Entries =
----

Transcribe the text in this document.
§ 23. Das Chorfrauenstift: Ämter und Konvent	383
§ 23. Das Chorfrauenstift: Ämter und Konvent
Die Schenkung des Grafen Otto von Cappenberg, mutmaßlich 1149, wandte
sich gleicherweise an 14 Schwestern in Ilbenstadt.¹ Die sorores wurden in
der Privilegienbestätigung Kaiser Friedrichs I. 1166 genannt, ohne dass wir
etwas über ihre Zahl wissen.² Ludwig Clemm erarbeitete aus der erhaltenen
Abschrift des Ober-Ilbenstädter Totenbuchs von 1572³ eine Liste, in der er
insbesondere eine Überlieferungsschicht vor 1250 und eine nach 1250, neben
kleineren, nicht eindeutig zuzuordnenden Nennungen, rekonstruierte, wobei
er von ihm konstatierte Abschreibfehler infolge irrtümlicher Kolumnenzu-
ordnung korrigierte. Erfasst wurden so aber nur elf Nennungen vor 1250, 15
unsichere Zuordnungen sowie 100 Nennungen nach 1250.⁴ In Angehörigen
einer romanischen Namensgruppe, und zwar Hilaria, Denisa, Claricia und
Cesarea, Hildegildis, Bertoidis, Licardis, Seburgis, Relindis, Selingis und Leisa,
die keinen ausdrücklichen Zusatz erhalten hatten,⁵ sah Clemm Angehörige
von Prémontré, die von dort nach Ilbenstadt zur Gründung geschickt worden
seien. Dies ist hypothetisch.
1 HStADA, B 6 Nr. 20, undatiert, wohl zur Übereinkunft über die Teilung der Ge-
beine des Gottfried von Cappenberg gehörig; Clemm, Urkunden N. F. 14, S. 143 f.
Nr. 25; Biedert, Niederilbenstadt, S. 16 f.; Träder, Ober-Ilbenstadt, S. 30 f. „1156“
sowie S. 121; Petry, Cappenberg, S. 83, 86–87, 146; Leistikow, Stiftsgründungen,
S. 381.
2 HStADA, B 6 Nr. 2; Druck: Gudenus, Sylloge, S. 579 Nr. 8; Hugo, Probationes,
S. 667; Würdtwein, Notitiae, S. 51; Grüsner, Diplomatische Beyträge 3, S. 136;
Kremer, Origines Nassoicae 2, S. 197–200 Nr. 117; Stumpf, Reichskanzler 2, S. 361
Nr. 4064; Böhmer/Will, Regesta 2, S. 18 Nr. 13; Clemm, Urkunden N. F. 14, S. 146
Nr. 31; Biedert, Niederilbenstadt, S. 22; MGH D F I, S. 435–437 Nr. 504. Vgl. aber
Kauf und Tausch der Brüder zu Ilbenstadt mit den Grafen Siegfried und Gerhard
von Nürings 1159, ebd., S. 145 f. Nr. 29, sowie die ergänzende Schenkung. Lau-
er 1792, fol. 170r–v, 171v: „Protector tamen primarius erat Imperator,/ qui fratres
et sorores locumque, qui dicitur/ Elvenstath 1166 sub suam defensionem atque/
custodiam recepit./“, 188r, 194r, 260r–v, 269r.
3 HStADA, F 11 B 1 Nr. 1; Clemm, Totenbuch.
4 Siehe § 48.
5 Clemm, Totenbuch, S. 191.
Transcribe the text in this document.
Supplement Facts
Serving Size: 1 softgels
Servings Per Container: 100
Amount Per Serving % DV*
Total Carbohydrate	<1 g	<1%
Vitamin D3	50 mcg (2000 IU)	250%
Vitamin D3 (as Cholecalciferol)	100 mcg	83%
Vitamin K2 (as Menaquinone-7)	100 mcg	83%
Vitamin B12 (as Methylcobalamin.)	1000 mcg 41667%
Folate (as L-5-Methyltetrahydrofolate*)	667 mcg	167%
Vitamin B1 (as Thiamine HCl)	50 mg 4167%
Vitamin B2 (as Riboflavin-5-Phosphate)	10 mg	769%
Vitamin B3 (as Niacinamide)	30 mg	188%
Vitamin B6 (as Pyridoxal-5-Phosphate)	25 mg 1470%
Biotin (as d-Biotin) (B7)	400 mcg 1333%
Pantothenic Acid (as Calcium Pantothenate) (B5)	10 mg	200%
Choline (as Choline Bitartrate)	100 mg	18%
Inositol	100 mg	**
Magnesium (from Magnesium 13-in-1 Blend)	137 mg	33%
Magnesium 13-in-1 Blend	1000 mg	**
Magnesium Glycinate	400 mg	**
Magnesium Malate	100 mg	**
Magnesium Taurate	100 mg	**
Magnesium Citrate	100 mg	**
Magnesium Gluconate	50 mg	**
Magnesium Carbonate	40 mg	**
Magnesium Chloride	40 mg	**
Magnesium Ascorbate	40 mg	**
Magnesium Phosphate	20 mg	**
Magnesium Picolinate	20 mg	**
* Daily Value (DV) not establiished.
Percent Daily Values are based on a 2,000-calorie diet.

----

Goal = Give all of the entries again, word for word.

The response =
Transcribe the text in this document.
§ 23. Das Chorfrauenstift: Ämter und Konvent	383
§ 23. Das Chorfrauenstift: Ämter und Konvent
Die Schenkung des Grafen Otto von Cappenberg, mutmaßlich 1149, wandte
sich gleicherweise an 14 Schwestern in Ilbenstadt.¹ Die sorores wurden in
der Privilegienbestätigung Kaiser Friedrichs I. 1166 genannt, ohne dass wir
etwas über ihre Zahl wissen.² Ludwig Clemm erarbeitete aus der erhaltenen
Abschrift des Ober-Ilbenstädter Totenbuchs von 1572³ eine Liste, in der er
insbesondere eine Überlieferungsschicht vor 1250 und eine nach 1250, neben
kleineren, nicht eindeutig zuzuordnenden Nennungen, rekonstruierte, wobei
er von ihm konstatierte Abschreibfehler infolge irrtümlicher Kolumnenzu-
ordnung korrigierte. Erfasst wurden so aber nur elf Nennungen vor 1250, 15
unsichere Zuordnungen sowie 100 Nennungen nach 1250.⁴ In Angehörigen
einer romanischen Namensgruppe, und zwar Hilaria, Denisa, Claricia und
Cesarea, Hildegildis, Bertoidis, Licardis, Seburgis, Relindis, Selingis und Leisa,
die keinen ausdrücklichen Zusatz erhalten hatten,⁵ sah Clemm Angehörige
von Prémontré, die von dort nach Ilbenstadt zur Gründung geschickt worden
seien. Dies ist hypothetisch.
1 HStADA, B 6 Nr. 20, undatiert, wohl zur Übereinkunft über die Teilung der Ge-
beine des Gottfried von Cappenberg gehörig; Clemm, Urkunden N. F. 14, S. 143 f.
Nr. 25; Biedert, Niederilbenstadt, S. 16 f.; Träder, Ober-Ilbenstadt, S. 30 f. „1156“
sowie S. 121; Petry, Cappenberg, S. 83, 86–87, 146; Leistikow, Stiftsgründungen,
S. 381.
2 HStADA, B 6 Nr. 2; Druck: Gudenus, Sylloge, S. 579 Nr. 8; Hugo, Probationes,
S. 667; Würdtwein, Notitiae, S. 51; Grüsner, Diplomatische Beyträge 3, S. 136;
Kremer, Origines Nassoicae 2, S. 197–200 Nr. 117; Stumpf, Reichskanzler 2, S. 361
Nr. 4064; Böhmer/Will, Regesta 2, S. 18 Nr. 13; Clemm, Urkunden N. F. 14, S. 146
Nr. 31; Biedert, Niederilbenstadt, S. 22; MGH D F I, S. 435–437 Nr. 504. Vgl. aber
Kauf und Tausch der Brüder zu Ilbenstadt mit den Grafen Siegfried und Gerhard
von Nürings 1159, ebd., S. 145 f. Nr. 29, sowie die ergänzende Schenkung. Lau-
er 1792, fol. 170r–v, 171v: „Protector tamen primarius erat Imperator,/ qui fratres
et sorores locumque, qui dicitur/ Elvenstath 1166 sub suam defensionem atque/
custodiam recepit./“, 188r, 194r, 260r–v, 269r.
3 HStADA, F 11 B 1 Nr. 1; Clemm, Totenbuch.
4 Siehe § 48.
5 Clemm, Totenbuch, S. 191.
Transcribe the text in this document.
Supplement Facts
Serving Size: 1 softgels
Servings Per Container: 100
Amount Per Serving % DV*
Total Carbohydrate	<1 g	<1%
Vitamin D3	50 mcg (2000 IU)	250%
Vitamin D3 (as Cholecalciferol)	100 mcg	83%
Vitamin K2 (as Menaquinone-7)	100 mcg	83%
Vitamin B12 (as Methylcobalamin.)	1000 mcg 41667%
Folate (as L-5-Methyltetrahydrofolate*)	667 mcg	167%
Vitamin B1 (as Thiamine HCl)	50 mg 4167%
Vitamin B2 (as Riboflavin-5-Phosphate)	10 mg	769%
Vitamin B3 (as Niacinamide)	30 mg	188%
Vitamin B6 (as Pyridoxal-5-Phosphate)	25 mg 1470%
Biotin (as d-Biotin) (B7)	400 mcg 1333%
Pantothenic Acid (as Calcium Pantothenate) (B5)	10 mg	200%
Choline (as Choline Bitartrate)	100 mg	18%
Inositol	100 mg	**
Magnesium (from Magnesium 13-in-1 Blend)	137 mg	33%
Magnesium 13-in-1 Blend	1000 mg	**
Magnesium Glycinate	400 mg	**
Magnesium Malate	100 mg	**
Magnesium Taurate	100 mg	**
Magnesium Citrate	100 mg	**
Magnesium Gluconate	50 mg	**
Magnesium Carbonate	40 mg	**
Magnesium Chloride	40 mg	**
Magnesium Ascorbate	40 mg	**
Magnesium Phosphate	20 mg	**
Magnesium Picolinate	20 mg	**
* Daily Value (DV) not establiished.
Percent Daily Values are based on a 2,000-calorie diet.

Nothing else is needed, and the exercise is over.